Collected data entries:
************

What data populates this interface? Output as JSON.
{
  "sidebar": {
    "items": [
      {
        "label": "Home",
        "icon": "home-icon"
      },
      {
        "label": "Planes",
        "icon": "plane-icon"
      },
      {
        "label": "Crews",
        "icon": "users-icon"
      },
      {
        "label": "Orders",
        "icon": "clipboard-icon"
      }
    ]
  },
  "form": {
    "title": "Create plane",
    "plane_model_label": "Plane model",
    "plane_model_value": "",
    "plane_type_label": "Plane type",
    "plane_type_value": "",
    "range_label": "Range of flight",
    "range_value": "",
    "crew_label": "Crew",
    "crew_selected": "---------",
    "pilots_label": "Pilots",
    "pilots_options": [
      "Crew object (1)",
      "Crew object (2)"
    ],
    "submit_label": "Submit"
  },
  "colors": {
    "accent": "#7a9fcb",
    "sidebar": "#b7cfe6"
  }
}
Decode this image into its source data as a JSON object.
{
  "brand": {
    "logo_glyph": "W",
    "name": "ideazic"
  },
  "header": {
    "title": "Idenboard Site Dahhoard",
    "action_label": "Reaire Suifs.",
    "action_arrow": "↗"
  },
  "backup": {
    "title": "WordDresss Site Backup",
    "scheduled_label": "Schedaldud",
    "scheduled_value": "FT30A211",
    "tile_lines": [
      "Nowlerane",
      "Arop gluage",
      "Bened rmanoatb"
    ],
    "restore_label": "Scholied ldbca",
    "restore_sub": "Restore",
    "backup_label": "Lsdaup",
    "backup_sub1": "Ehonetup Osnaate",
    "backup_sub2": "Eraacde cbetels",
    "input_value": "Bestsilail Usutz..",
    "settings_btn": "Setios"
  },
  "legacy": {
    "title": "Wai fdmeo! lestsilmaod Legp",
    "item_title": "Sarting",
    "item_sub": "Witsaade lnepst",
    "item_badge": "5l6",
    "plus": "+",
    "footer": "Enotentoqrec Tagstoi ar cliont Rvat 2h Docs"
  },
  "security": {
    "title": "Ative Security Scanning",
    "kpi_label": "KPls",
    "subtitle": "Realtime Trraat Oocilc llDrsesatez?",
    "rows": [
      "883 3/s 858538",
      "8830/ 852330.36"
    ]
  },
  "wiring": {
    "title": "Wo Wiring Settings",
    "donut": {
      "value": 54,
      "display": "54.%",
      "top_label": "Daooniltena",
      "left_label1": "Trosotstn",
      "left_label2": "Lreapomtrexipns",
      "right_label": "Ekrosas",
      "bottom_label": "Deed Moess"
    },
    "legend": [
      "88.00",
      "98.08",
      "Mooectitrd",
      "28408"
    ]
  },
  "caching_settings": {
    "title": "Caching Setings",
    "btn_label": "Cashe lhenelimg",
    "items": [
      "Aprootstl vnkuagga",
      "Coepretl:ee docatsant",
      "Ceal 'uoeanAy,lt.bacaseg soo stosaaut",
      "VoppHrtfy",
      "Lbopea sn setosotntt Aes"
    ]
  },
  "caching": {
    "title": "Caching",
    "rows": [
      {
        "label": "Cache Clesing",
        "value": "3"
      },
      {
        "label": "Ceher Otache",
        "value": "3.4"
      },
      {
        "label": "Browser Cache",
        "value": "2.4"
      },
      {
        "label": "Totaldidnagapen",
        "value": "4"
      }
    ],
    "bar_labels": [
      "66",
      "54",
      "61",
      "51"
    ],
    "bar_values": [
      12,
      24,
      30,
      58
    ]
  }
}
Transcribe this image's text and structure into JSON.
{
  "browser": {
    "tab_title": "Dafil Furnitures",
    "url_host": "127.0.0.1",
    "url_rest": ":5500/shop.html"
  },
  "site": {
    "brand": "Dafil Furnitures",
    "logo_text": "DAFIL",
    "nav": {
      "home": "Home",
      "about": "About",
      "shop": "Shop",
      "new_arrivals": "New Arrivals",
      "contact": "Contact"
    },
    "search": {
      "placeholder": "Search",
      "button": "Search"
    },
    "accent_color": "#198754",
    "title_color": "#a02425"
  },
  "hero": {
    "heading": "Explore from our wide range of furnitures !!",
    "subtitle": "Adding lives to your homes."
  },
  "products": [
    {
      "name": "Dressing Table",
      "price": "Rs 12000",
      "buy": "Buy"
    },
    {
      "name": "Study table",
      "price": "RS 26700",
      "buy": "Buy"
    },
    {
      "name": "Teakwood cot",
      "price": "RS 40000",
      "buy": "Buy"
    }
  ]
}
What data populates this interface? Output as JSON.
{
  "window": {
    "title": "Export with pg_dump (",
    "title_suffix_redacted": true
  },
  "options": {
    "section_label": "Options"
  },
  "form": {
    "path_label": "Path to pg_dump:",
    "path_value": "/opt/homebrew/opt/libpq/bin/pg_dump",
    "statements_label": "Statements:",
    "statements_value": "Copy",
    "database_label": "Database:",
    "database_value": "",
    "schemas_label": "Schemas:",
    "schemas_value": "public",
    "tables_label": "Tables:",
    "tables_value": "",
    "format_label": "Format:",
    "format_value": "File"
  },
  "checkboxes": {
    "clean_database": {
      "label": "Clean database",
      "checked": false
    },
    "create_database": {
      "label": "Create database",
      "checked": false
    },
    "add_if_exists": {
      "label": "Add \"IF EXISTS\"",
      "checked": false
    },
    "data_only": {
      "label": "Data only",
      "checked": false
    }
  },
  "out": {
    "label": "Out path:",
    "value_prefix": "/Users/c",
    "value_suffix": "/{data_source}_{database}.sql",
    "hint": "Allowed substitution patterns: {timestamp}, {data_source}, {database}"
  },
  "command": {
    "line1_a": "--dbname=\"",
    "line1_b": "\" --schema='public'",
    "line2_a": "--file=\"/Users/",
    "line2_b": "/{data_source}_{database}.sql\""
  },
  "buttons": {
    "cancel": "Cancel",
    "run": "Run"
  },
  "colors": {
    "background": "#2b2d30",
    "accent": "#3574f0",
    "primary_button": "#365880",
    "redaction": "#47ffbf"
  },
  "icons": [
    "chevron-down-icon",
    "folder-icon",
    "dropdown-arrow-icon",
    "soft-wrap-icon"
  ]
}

************

• **PROBLEM TO SOLVE**: Transcribe all entries exactly as they are given.

• **EXERCISE RESPONSE**:
What data populates this interface? Output as JSON.
{
  "sidebar": {
    "items": [
      {
        "label": "Home",
        "icon": "home-icon"
      },
      {
        "label": "Planes",
        "icon": "plane-icon"
      },
      {
        "label": "Crews",
        "icon": "users-icon"
      },
      {
        "label": "Orders",
        "icon": "clipboard-icon"
      }
    ]
  },
  "form": {
    "title": "Create plane",
    "plane_model_label": "Plane model",
    "plane_model_value": "",
    "plane_type_label": "Plane type",
    "plane_type_value": "",
    "range_label": "Range of flight",
    "range_value": "",
    "crew_label": "Crew",
    "crew_selected": "---------",
    "pilots_label": "Pilots",
    "pilots_options": [
      "Crew object (1)",
      "Crew object (2)"
    ],
    "submit_label": "Submit"
  },
  "colors": {
    "accent": "#7a9fcb",
    "sidebar": "#b7cfe6"
  }
}
Decode this image into its source data as a JSON object.
{
  "brand": {
    "logo_glyph": "W",
    "name": "ideazic"
  },
  "header": {
    "title": "Idenboard Site Dahhoard",
    "action_label": "Reaire Suifs.",
    "action_arrow": "↗"
  },
  "backup": {
    "title": "WordDresss Site Backup",
    "scheduled_label": "Schedaldud",
    "scheduled_value": "FT30A211",
    "tile_lines": [
      "Nowlerane",
      "Arop gluage",
      "Bened rmanoatb"
    ],
    "restore_label": "Scholied ldbca",
    "restore_sub": "Restore",
    "backup_label": "Lsdaup",
    "backup_sub1": "Ehonetup Osnaate",
    "backup_sub2": "Eraacde cbetels",
    "input_value": "Bestsilail Usutz..",
    "settings_btn": "Setios"
  },
  "legacy": {
    "title": "Wai fdmeo! lestsilmaod Legp",
    "item_title": "Sarting",
    "item_sub": "Witsaade lnepst",
    "item_badge": "5l6",
    "plus": "+",
    "footer": "Enotentoqrec Tagstoi ar cliont Rvat 2h Docs"
  },
  "security": {
    "title": "Ative Security Scanning",
    "kpi_label": "KPls",
    "subtitle": "Realtime Trraat Oocilc llDrsesatez?",
    "rows": [
      "883 3/s 858538",
      "8830/ 852330.36"
    ]
  },
  "wiring": {
    "title": "Wo Wiring Settings",
    "donut": {
      "value": 54,
      "display": "54.%",
      "top_label": "Daooniltena",
      "left_label1": "Trosotstn",
      "left_label2": "Lreapomtrexipns",
      "right_label": "Ekrosas",
      "bottom_label": "Deed Moess"
    },
    "legend": [
      "88.00",
      "98.08",
      "Mooectitrd",
      "28408"
    ]
  },
  "caching_settings": {
    "title": "Caching Setings",
    "btn_label": "Cashe lhenelimg",
    "items": [
      "Aprootstl vnkuagga",
      "Coepretl:ee docatsant",
      "Ceal 'uoeanAy,lt.bacaseg soo stosaaut",
      "VoppHrtfy",
      "Lbopea sn setosotntt Aes"
    ]
  },
  "caching": {
    "title": "Caching",
    "rows": [
      {
        "label": "Cache Clesing",
        "value": "3"
      },
      {
        "label": "Ceher Otache",
        "value": "3.4"
      },
      {
        "label": "Browser Cache",
        "value": "2.4"
      },
      {
        "label": "Totaldidnagapen",
        "value": "4"
      }
    ],
    "bar_labels": [
      "66",
      "54",
      "61",
      "51"
    ],
    "bar_values": [
      12,
      24,
      30,
      58
    ]
  }
}
Transcribe this image's text and structure into JSON.
{
  "browser": {
    "tab_title": "Dafil Furnitures",
    "url_host": "127.0.0.1",
    "url_rest": ":5500/shop.html"
  },
  "site": {
    "brand": "Dafil Furnitures",
    "logo_text": "DAFIL",
    "nav": {
      "home": "Home",
      "about": "About",
      "shop": "Shop",
      "new_arrivals": "New Arrivals",
      "contact": "Contact"
    },
    "search": {
      "placeholder": "Search",
      "button": "Search"
    },
    "accent_color": "#198754",
    "title_color": "#a02425"
  },
  "hero": {
    "heading": "Explore from our wide range of furnitures !!",
    "subtitle": "Adding lives to your homes."
  },
  "products": [
    {
      "name": "Dressing Table",
      "price": "Rs 12000",
      "buy": "Buy"
    },
    {
      "name": "Study table",
      "price": "RS 26700",
      "buy": "Buy"
    },
    {
      "name": "Teakwood cot",
      "price": "RS 40000",
      "buy": "Buy"
    }
  ]
}
What data populates this interface? Output as JSON.
{
  "window": {
    "title": "Export with pg_dump (",
    "title_suffix_redacted": true
  },
  "options": {
    "section_label": "Options"
  },
  "form": {
    "path_label": "Path to pg_dump:",
    "path_value": "/opt/homebrew/opt/libpq/bin/pg_dump",
    "statements_label": "Statements:",
    "statements_value": "Copy",
    "database_label": "Database:",
    "database_value": "",
    "schemas_label": "Schemas:",
    "schemas_value": "public",
    "tables_label": "Tables:",
    "tables_value": "",
    "format_label": "Format:",
    "format_value": "File"
  },
  "checkboxes": {
    "clean_database": {
      "label": "Clean database",
      "checked": false
    },
    "create_database": {
      "label": "Create database",
      "checked": false
    },
    "add_if_exists": {
      "label": "Add \"IF EXISTS\"",
      "checked": false
    },
    "data_only": {
      "label": "Data only",
      "checked": false
    }
  },
  "out": {
    "label": "Out path:",
    "value_prefix": "/Users/c",
    "value_suffix": "/{data_source}_{database}.sql",
    "hint": "Allowed substitution patterns: {timestamp}, {data_source}, {database}"
  },
  "command": {
    "line1_a": "--dbname=\"",
    "line1_b": "\" --schema='public'",
    "line2_a": "--file=\"/Users/",
    "line2_b": "/{data_source}_{database}.sql\""
  },
  "buttons": {
    "cancel": "Cancel",
    "run": "Run"
  },
  "colors": {
    "background": "#2b2d30",
    "accent": "#3574f0",
    "primary_button": "#365880",
    "redaction": "#47ffbf"
  },
  "icons": [
    "chevron-down-icon",
    "folder-icon",
    "dropdown-arrow-icon",
    "soft-wrap-icon"
  ]
}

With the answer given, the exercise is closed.